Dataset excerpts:

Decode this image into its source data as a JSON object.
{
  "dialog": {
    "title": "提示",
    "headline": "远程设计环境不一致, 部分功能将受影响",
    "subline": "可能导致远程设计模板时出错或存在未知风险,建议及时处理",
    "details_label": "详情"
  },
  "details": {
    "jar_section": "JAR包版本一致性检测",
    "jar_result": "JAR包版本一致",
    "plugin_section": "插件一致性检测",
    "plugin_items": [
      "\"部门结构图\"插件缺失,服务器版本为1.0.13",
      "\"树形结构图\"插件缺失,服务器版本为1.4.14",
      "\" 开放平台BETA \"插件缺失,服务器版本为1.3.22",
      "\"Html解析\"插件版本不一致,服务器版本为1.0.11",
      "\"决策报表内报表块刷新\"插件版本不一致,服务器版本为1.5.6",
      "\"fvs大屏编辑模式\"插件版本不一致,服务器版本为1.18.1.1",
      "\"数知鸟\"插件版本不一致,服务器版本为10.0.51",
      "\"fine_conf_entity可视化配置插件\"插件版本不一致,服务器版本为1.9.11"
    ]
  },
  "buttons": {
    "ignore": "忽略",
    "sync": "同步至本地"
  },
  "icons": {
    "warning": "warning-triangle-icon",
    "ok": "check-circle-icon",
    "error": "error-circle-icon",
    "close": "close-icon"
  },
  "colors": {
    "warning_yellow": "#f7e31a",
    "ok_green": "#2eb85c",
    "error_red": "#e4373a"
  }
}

Prompt:
Give the records above again, word for word.

Correct output:
Decode this image into its source data as a JSON object.
{
  "dialog": {
    "title": "提示",
    "headline": "远程设计环境不一致, 部分功能将受影响",
    "subline": "可能导致远程设计模板时出错或存在未知风险,建议及时处理",
    "details_label": "详情"
  },
  "details": {
    "jar_section": "JAR包版本一致性检测",
    "jar_result": "JAR包版本一致",
    "plugin_section": "插件一致性检测",
    "plugin_items": [
      "\"部门结构图\"插件缺失,服务器版本为1.0.13",
      "\"树形结构图\"插件缺失,服务器版本为1.4.14",
      "\" 开放平台BETA \"插件缺失,服务器版本为1.3.22",
      "\"Html解析\"插件版本不一致,服务器版本为1.0.11",
      "\"决策报表内报表块刷新\"插件版本不一致,服务器版本为1.5.6",
      "\"fvs大屏编辑模式\"插件版本不一致,服务器版本为1.18.1.1",
      "\"数知鸟\"插件版本不一致,服务器版本为10.0.51",
      "\"fine_conf_entity可视化配置插件\"插件版本不一致,服务器版本为1.9.11"
    ]
  },
  "buttons": {
    "ignore": "忽略",
    "sync": "同步至本地"
  },
  "icons": {
    "warning": "warning-triangle-icon",
    "ok": "check-circle-icon",
    "error": "error-circle-icon",
    "close": "close-icon"
  },
  "colors": {
    "warning_yellow": "#f7e31a",
    "ok_green": "#2eb85c",
    "error_red": "#e4373a"
  }
}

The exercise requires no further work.